[A block of data]

------------------------------------------------------------------------

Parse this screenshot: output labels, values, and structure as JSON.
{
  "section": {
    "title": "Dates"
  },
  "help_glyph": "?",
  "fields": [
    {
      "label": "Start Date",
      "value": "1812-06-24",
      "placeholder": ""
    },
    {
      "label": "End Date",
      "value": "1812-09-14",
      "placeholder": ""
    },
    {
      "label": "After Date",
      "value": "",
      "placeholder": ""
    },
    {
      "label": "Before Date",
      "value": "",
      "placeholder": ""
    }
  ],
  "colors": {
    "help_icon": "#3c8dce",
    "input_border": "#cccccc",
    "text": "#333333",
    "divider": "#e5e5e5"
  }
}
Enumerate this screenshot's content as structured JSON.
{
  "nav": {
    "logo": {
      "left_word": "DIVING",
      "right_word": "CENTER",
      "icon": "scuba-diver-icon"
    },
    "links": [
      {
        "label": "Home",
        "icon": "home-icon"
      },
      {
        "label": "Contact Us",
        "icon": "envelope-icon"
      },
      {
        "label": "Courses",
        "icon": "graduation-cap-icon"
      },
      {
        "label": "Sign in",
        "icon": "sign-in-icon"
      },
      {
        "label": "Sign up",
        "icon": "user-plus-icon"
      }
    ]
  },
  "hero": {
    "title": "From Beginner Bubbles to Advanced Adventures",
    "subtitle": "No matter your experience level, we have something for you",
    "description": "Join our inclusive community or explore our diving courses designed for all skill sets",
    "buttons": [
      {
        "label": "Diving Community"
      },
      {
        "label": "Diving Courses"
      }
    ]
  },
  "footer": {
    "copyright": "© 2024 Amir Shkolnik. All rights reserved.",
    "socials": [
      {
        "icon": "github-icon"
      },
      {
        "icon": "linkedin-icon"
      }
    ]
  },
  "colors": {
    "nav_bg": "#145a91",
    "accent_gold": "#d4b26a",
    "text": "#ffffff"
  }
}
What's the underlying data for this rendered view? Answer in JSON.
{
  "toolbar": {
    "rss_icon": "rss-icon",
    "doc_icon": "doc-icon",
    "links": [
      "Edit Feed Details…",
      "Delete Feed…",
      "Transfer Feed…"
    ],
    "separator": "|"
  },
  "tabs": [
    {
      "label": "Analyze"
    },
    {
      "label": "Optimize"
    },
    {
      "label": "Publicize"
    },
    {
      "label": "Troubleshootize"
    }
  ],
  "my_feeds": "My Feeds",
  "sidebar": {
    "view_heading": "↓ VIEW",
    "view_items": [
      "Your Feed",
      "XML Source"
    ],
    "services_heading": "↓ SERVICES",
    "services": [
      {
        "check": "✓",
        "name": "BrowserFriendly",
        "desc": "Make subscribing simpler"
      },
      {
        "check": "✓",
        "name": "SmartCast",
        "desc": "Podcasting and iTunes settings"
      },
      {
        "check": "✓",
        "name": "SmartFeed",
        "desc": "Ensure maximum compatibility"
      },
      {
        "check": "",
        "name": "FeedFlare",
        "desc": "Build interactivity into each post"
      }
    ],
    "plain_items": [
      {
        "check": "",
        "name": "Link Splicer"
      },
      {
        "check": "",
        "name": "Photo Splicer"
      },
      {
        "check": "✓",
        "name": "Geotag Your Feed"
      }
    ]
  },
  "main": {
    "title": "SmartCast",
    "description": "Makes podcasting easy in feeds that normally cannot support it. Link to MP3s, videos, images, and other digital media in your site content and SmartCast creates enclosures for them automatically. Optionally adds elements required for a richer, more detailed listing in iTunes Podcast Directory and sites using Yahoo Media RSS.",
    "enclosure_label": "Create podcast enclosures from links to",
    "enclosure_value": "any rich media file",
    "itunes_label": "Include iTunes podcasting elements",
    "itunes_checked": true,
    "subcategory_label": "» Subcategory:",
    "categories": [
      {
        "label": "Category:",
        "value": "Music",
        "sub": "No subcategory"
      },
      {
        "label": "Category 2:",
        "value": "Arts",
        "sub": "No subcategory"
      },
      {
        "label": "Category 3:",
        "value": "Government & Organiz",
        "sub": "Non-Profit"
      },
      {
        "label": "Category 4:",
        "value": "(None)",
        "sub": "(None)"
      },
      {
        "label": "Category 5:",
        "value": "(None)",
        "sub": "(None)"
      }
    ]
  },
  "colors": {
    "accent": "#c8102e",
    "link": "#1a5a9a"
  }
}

------------------------------------------------------------------------

Check each line above for "JSON" and return the ones that have it.

Parse this screenshot: output labels, values, and structure as JSON.
Enumerate this screenshot's content as structured JSON.
What's the underlying data for this rendered view? Answer in JSON.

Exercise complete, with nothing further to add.